■ The request ■
Write out the material exactly, with the pictures left out.
==== Data excerpts ====
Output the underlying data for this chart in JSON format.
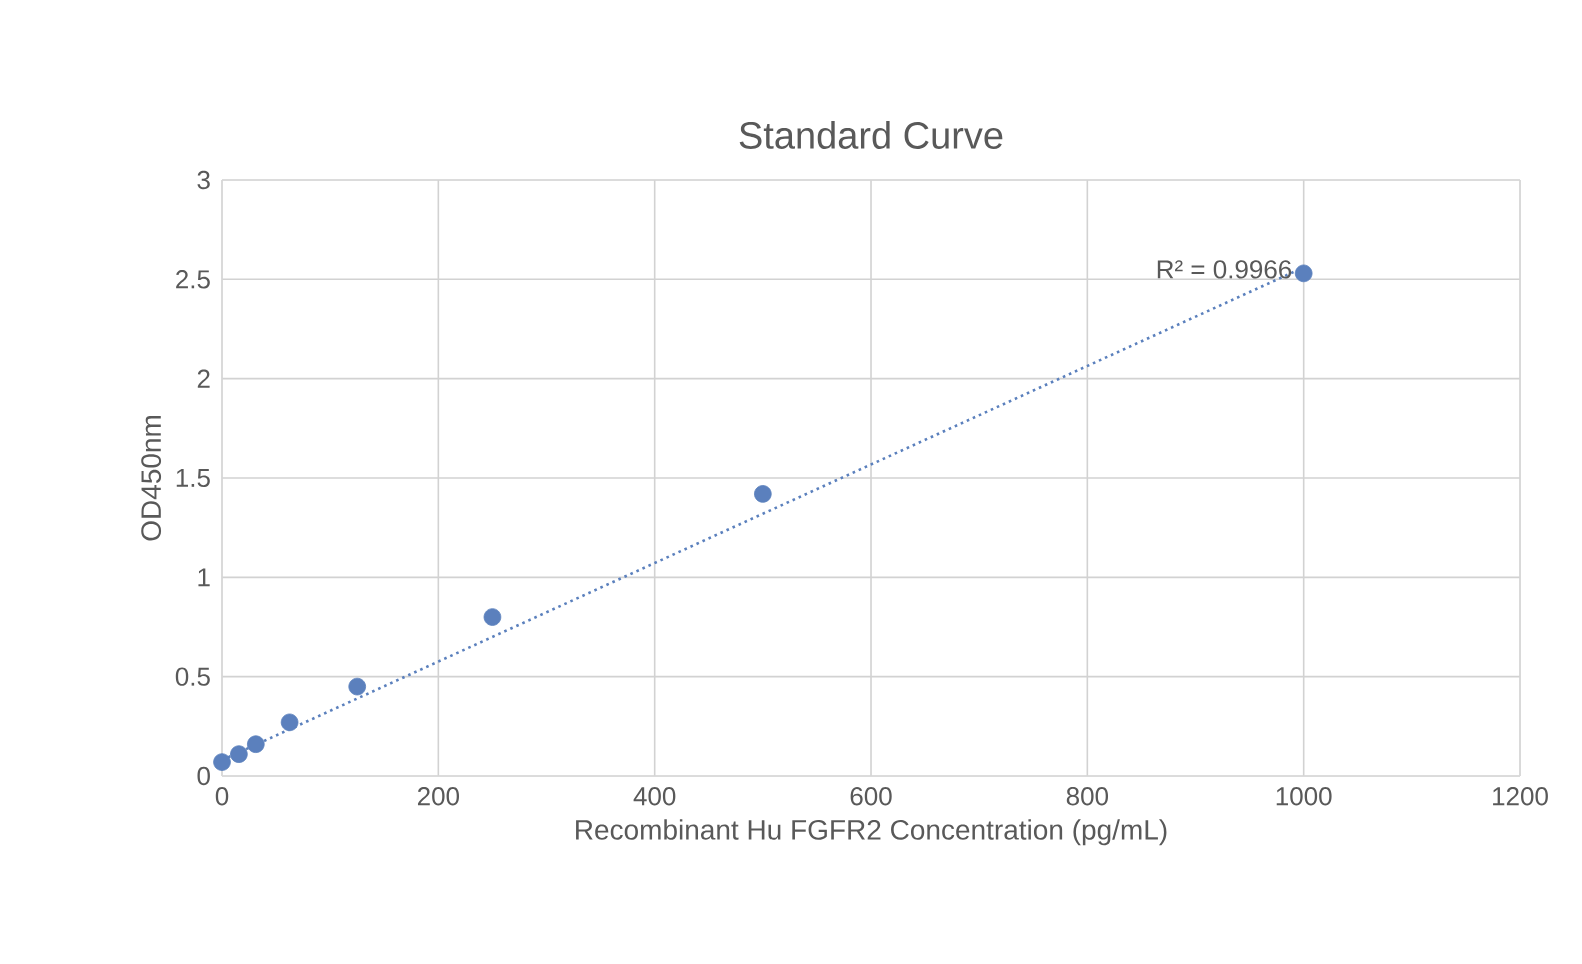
{
  "chart_data": {
    "type": "scatter",
    "title": "Standard Curve",
    "xlabel": "Recombinant Hu FGFR2 Concentration (pg/mL)",
    "ylabel": "OD450nm",
    "series": [
      {
        "color": "#5b80bd",
        "marker": "circle",
        "x": [
          0,
          15.6,
          31.25,
          62.5,
          125,
          250,
          500,
          1000
        ],
        "values": [
          0.07,
          0.11,
          0.16,
          0.27,
          0.45,
          0.8,
          1.42,
          2.53
        ]
      },
      {
        "type": "line",
        "color": "#5b80bd",
        "marker": "none",
        "line_style": "dotted",
        "x": [
          0,
          1000
        ],
        "values": [
          0.08,
          2.56
        ]
      }
    ],
    "annotations": [
      "R² = 0.9966"
    ],
    "xlim": [
      0,
      1200
    ],
    "xticks": [
      0,
      200,
      400,
      600,
      800,
      1000,
      1200
    ],
    "ylim": [
      0,
      3
    ],
    "yticks": [
      0,
      0.5,
      1,
      1.5,
      2,
      2.5,
      3
    ],
    "grid": true
  }
}
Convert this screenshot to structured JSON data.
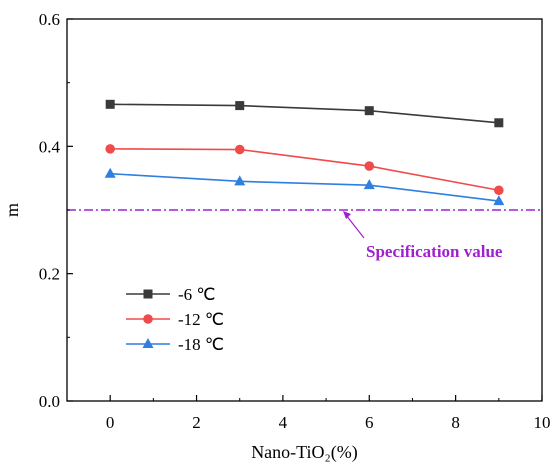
====
■ Task result ■
Output the underlying data for this chart in JSON format.
{
  "chart_data": {
    "type": "scatter",
    "title": "Standard Curve",
    "xlabel": "Recombinant Hu FGFR2 Concentration (pg/mL)",
    "ylabel": "OD450nm",
    "series": [
      {
        "color": "#5b80bd",
        "marker": "circle",
        "x": [
          0,
          15.6,
          31.25,
          62.5,
          125,
          250,
          500,
          1000
        ],
        "values": [
          0.07,
          0.11,
          0.16,
          0.27,
          0.45,
          0.8,
          1.42,
          2.53
        ]
      },
      {
        "type": "line",
        "color": "#5b80bd",
        "marker": "none",
        "line_style": "dotted",
        "x": [
          0,
          1000
        ],
        "values": [
          0.08,
          2.56
        ]
      }
    ],
    "annotations": [
      "R² = 0.9966"
    ],
    "xlim": [
      0,
      1200
    ],
    "xticks": [
      0,
      200,
      400,
      600,
      800,
      1000,
      1200
    ],
    "ylim": [
      0,
      3
    ],
    "yticks": [
      0,
      0.5,
      1,
      1.5,
      2,
      2.5,
      3
    ],
    "grid": true
  }
}
Convert this screenshot to structured JSON data.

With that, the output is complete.